TASK PROMPT: Pick out each line of the records that includes the string "Konečný", and copy it.

:::::

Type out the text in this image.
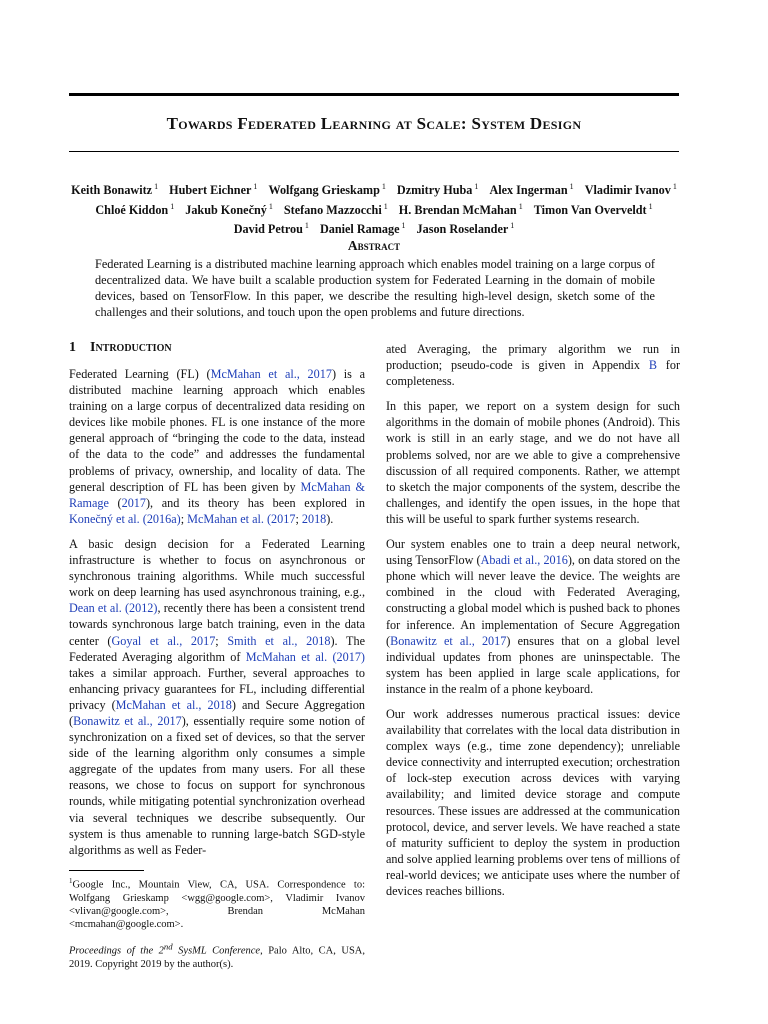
Towards Federated Learning at Scale: System Design
Keith Bonawitz $^1$ Hubert Eichner $^1$ Wolfgang Grieskamp $^1$ Dzmitry Huba $^1$ Alex Ingerman $^1$ Vladimir Ivanov $^1$
Chloé Kiddon $^1$ Jakub Konečný $^1$ Stefano Mazzocchi $^1$ H. Brendan McMahan $^1$ Timon Van Overveldt $^1$
David Petrou $^1$ Daniel Ramage $^1$ Jason Roselander $^1$
Abstract
Federated Learning is a distributed machine learning approach which enables model training on a large corpus of decentralized data. We have built a scalable production system for Federated Learning in the domain of mobile devices, based on TensorFlow. In this paper, we describe the resulting high-level design, sketch some of the challenges and their solutions, and touch upon the open problems and future directions.
1 Introduction

Federated Learning (FL) (McMahan et al., 2017) is a distributed machine learning approach which enables training on a large corpus of decentralized data residing on devices like mobile phones. FL is one instance of the more general approach of “bringing the code to the data, instead of the data to the code” and addresses the fundamental problems of privacy, ownership, and locality of data. The general description of FL has been given by McMahan & Ramage (2017), and its theory has been explored in Konečný et al. (2016a); McMahan et al. (2017; 2018).

A basic design decision for a Federated Learning infrastructure is whether to focus on asynchronous or synchronous training algorithms. While much successful work on deep learning has used asynchronous training, e.g., Dean et al. (2012), recently there has been a consistent trend towards synchronous large batch training, even in the data center (Goyal et al., 2017; Smith et al., 2018). The Federated Averaging algorithm of McMahan et al. (2017) takes a similar approach. Further, several approaches to enhancing privacy guarantees for FL, including differential privacy (McMahan et al., 2018) and Secure Aggregation (Bonawitz et al., 2017), essentially require some notion of synchronization on a fixed set of devices, so that the server side of the learning algorithm only consumes a simple aggregate of the updates from many users. For all these reasons, we chose to focus on support for synchronous rounds, while mitigating potential synchronization overhead via several techniques we describe subsequently. Our system is thus amenable to running large-batch SGD-style algorithms as well as Feder-

$^1$Google Inc., Mountain View, CA, USA. Correspondence to: Wolfgang Grieskamp <wgg@google.com>, Vladimir Ivanov <vlivan@google.com>, Brendan McMahan <mcmahan@google.com>.

Proceedings of the 2nd SysML Conference, Palo Alto, CA, USA, 2019. Copyright 2019 by the author(s).

ated Averaging, the primary algorithm we run in production; pseudo-code is given in Appendix B for completeness.

In this paper, we report on a system design for such algorithms in the domain of mobile phones (Android). This work is still in an early stage, and we do not have all problems solved, nor are we able to give a comprehensive discussion of all required components. Rather, we attempt to sketch the major components of the system, describe the challenges, and identify the open issues, in the hope that this will be useful to spark further systems research.

Our system enables one to train a deep neural network, using TensorFlow (Abadi et al., 2016), on data stored on the phone which will never leave the device. The weights are combined in the cloud with Federated Averaging, constructing a global model which is pushed back to phones for inference. An implementation of Secure Aggregation (Bonawitz et al., 2017) ensures that on a global level individual updates from phones are uninspectable. The system has been applied in large scale applications, for instance in the realm of a phone keyboard.

Our work addresses numerous practical issues: device availability that correlates with the local data distribution in complex ways (e.g., time zone dependency); unreliable device connectivity and interrupted execution; orchestration of lock-step execution across devices with varying availability; and limited device storage and compute resources. These issues are addressed at the communication protocol, device, and server levels. We have reached a state of maturity sufficient to deploy the system in production and solve applied learning problems over tens of millions of real-world devices; we anticipate uses where the number of devices reaches billions.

:::::

COMPLETE ANSWER:
Chloé Kiddon $^1$ Jakub Konečný $^1$ Stefano Mazzocchi $^1$ H. Brendan McMahan $^1$ Timon Van Overveldt $^1$
Federated Learning (FL) (McMahan et al., 2017) is a distributed machine learning approach which enables training on a large corpus of decentralized data residing on devices like mobile phones. FL is one instance of the more general approach of “bringing the code to the data, instead of the data to the code” and addresses the fundamental problems of privacy, ownership, and locality of data. The general description of FL has been given by McMahan & Ramage (2017), and its theory has been explored in Konečný et al. (2016a); McMahan et al. (2017; 2018).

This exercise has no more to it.